• _EXERCISE_: Read the records and write them out again exactly.

• _Chart and figure data_:
◇ ◇ ◇
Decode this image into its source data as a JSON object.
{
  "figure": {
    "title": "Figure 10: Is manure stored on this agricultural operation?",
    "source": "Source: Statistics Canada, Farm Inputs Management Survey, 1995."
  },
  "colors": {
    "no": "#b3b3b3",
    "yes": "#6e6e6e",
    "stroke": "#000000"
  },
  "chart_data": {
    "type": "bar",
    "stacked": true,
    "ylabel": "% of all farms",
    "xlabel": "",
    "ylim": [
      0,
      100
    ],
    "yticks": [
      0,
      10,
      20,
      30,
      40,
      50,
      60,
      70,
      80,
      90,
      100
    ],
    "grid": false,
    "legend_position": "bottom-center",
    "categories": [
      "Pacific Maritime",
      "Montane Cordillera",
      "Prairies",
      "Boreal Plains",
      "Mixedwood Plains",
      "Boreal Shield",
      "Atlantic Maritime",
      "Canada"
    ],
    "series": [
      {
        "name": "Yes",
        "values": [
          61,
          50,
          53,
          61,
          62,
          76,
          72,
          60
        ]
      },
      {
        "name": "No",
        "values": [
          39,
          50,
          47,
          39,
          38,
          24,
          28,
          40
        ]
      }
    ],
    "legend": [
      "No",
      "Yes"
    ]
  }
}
◇ ◇ ◇
• _ANSWER FOR THIS EXERCISE_:
Decode this image into its source data as a JSON object.
{
  "figure": {
    "title": "Figure 10: Is manure stored on this agricultural operation?",
    "source": "Source: Statistics Canada, Farm Inputs Management Survey, 1995."
  },
  "colors": {
    "no": "#b3b3b3",
    "yes": "#6e6e6e",
    "stroke": "#000000"
  },
  "chart_data": {
    "type": "bar",
    "stacked": true,
    "ylabel": "% of all farms",
    "xlabel": "",
    "ylim": [
      0,
      100
    ],
    "yticks": [
      0,
      10,
      20,
      30,
      40,
      50,
      60,
      70,
      80,
      90,
      100
    ],
    "grid": false,
    "legend_position": "bottom-center",
    "categories": [
      "Pacific Maritime",
      "Montane Cordillera",
      "Prairies",
      "Boreal Plains",
      "Mixedwood Plains",
      "Boreal Shield",
      "Atlantic Maritime",
      "Canada"
    ],
    "series": [
      {
        "name": "Yes",
        "values": [
          61,
          50,
          53,
          61,
          62,
          76,
          72,
          60
        ]
      },
      {
        "name": "No",
        "values": [
          39,
          50,
          47,
          39,
          38,
          24,
          28,
          40
        ]
      }
    ],
    "legend": [
      "No",
      "Yes"
    ]
  }
}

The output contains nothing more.